**THE REQUEST**
Within the listing below, locate all lines containing the word "Student". Copy each one.

[Dataset items]
** Begin **

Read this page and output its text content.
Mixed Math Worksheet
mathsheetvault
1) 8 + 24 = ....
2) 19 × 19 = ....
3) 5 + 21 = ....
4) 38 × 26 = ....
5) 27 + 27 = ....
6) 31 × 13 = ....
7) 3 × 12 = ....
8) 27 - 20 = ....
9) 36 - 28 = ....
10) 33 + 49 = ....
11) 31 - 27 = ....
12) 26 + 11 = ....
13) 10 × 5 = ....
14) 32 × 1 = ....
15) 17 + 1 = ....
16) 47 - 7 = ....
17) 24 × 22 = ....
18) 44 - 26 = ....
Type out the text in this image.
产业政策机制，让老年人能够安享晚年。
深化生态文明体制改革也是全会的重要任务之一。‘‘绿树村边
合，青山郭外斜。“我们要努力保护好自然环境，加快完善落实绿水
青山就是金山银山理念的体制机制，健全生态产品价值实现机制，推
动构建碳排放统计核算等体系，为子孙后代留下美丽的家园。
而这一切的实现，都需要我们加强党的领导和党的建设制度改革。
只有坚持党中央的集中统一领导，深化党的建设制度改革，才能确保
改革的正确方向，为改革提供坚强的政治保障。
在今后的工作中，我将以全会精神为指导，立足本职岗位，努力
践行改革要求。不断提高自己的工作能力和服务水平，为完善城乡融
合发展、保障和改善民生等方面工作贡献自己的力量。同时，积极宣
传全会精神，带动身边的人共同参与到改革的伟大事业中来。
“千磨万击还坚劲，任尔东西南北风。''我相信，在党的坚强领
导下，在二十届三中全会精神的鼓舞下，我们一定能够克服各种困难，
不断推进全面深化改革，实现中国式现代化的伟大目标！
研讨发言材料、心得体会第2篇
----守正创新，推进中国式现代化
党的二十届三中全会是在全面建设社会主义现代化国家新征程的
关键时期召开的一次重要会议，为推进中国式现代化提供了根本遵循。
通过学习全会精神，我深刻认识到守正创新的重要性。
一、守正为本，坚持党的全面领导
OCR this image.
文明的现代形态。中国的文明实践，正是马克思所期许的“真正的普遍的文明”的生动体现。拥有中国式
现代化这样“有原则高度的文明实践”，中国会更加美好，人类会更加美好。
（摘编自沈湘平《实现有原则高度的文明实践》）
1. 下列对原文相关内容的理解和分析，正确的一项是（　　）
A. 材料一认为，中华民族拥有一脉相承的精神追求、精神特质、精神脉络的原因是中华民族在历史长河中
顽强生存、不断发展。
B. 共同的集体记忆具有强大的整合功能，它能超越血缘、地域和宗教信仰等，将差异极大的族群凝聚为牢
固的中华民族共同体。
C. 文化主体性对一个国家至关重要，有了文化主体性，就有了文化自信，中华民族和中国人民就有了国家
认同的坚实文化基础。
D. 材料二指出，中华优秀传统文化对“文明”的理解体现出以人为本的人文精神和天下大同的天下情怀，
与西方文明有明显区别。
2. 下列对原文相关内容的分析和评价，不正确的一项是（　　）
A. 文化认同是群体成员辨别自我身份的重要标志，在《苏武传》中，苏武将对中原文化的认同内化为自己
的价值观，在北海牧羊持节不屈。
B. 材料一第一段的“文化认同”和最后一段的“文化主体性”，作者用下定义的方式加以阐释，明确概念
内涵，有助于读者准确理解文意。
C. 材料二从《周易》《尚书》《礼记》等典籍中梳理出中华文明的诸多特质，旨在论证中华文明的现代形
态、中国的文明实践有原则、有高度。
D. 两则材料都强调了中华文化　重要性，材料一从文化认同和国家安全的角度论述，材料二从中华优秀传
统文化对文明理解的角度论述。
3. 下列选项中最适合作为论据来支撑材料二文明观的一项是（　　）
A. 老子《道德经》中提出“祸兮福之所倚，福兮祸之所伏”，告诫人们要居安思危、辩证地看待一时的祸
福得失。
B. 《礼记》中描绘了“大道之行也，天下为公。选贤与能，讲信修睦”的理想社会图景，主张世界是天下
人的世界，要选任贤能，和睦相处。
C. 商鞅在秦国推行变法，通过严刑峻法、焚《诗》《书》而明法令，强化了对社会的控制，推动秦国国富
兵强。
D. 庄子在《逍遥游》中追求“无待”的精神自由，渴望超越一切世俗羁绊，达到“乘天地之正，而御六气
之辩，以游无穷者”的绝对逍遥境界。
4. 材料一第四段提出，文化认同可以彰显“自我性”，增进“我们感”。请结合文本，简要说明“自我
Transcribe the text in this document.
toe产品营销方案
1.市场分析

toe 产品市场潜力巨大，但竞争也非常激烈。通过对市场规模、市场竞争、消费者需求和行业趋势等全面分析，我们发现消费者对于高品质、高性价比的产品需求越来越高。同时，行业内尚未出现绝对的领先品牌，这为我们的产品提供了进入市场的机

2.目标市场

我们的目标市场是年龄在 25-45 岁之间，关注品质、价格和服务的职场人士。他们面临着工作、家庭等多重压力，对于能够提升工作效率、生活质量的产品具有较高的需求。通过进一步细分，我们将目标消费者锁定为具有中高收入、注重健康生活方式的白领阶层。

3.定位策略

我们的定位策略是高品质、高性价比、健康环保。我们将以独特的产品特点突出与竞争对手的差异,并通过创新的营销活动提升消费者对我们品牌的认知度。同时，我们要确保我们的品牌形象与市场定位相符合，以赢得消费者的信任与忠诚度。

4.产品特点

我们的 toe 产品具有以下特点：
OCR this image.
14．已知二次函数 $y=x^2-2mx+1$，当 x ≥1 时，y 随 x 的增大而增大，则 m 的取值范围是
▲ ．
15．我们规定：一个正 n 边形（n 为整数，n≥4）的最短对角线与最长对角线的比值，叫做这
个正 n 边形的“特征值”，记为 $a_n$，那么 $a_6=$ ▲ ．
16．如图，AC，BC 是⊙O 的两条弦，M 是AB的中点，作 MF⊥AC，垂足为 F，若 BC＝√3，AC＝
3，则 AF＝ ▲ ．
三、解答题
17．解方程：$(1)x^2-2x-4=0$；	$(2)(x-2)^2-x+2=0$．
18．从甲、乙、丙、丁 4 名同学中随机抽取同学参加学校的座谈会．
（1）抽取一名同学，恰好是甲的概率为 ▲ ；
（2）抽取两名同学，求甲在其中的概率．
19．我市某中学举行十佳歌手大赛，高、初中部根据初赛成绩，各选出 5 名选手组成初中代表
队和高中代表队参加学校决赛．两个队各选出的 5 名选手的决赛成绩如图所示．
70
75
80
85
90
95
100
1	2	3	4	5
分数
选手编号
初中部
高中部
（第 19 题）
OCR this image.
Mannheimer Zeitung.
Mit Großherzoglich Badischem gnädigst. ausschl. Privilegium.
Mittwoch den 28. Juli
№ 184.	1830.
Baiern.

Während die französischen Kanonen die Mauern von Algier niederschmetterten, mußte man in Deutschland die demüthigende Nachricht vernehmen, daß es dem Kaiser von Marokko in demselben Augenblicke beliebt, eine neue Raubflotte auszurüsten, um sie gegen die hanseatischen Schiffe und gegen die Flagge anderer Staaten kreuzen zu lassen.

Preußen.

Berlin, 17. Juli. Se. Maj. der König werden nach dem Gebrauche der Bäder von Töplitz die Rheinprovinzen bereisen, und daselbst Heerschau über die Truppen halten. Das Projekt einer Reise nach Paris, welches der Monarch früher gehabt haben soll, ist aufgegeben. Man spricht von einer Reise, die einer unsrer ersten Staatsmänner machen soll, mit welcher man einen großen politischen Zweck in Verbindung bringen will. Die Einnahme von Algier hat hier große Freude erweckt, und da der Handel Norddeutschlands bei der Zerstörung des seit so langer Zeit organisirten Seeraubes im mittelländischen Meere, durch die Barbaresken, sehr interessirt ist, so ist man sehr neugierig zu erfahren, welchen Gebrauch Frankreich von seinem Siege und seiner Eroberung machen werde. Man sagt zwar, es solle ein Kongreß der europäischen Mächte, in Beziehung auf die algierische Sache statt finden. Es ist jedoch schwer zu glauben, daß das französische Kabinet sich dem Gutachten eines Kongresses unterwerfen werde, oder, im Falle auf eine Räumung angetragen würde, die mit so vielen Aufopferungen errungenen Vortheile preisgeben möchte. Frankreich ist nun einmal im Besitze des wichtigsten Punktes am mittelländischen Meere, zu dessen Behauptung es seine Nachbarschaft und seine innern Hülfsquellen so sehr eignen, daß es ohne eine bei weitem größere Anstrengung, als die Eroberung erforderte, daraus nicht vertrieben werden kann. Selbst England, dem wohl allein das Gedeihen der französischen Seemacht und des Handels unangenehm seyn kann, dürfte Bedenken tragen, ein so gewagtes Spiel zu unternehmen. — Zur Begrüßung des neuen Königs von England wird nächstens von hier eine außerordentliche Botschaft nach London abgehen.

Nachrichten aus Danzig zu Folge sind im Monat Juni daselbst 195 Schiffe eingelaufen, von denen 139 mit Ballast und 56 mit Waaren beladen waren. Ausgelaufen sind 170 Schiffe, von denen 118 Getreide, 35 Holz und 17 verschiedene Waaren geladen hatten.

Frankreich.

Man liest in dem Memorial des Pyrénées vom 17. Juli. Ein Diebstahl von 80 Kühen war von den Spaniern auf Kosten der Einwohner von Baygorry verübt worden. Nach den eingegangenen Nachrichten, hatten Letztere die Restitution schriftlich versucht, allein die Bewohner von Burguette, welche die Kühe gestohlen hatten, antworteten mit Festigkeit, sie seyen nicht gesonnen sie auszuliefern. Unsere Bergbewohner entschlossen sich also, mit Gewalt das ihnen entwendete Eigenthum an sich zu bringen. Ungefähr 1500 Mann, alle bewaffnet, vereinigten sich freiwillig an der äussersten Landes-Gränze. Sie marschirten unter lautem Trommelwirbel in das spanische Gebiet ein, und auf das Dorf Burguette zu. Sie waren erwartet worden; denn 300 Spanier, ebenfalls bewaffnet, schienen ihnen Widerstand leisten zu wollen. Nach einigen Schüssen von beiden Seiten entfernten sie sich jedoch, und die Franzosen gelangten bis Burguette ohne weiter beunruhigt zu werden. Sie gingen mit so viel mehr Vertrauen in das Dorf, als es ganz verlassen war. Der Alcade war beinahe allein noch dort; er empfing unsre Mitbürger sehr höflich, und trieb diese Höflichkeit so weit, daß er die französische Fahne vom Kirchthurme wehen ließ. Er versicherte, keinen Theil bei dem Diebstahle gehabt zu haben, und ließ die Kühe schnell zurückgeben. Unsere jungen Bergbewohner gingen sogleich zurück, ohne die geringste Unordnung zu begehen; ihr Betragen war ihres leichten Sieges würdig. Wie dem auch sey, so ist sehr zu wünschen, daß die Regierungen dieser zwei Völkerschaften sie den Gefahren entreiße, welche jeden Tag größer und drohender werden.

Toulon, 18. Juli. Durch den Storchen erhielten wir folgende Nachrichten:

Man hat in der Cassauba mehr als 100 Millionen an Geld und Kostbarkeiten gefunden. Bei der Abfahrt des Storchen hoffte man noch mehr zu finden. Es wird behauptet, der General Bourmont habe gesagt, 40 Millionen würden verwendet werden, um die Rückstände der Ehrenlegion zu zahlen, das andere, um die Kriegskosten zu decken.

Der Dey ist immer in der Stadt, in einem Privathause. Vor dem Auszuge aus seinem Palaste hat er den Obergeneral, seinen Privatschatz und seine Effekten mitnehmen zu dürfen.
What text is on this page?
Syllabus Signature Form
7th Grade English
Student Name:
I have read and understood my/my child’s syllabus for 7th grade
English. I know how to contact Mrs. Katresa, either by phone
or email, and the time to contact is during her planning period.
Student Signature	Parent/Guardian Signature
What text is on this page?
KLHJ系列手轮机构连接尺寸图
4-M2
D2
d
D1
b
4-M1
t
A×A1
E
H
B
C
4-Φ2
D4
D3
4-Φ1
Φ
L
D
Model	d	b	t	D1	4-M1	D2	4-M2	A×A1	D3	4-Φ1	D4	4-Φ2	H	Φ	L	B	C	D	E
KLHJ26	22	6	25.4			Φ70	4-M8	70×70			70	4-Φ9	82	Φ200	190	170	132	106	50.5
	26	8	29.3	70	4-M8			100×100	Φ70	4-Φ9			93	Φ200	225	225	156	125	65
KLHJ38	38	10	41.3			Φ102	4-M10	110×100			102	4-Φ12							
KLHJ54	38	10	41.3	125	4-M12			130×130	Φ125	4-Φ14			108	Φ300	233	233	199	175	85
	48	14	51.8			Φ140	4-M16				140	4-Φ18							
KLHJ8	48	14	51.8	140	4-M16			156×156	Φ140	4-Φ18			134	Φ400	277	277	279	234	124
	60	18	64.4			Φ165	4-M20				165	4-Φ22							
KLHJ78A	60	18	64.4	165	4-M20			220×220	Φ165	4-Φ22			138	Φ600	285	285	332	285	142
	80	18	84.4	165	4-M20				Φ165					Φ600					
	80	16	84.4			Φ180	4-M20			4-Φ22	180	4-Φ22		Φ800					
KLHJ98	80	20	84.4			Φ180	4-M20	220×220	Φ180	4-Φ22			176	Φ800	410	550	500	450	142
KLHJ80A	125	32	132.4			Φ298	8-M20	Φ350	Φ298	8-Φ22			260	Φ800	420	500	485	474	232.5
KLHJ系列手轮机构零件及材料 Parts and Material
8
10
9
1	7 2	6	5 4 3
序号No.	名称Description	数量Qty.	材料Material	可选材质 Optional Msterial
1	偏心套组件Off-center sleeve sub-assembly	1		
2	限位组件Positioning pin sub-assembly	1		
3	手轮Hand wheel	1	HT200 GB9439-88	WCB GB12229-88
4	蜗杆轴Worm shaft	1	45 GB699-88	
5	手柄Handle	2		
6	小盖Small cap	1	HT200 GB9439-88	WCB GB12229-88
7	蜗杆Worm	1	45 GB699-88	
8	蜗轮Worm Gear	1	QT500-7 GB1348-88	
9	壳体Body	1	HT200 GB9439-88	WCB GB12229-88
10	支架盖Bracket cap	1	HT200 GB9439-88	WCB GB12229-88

** End **

**EXERCISE RESPONSE**
Student Name:
Student Signature	Parent/Guardian Signature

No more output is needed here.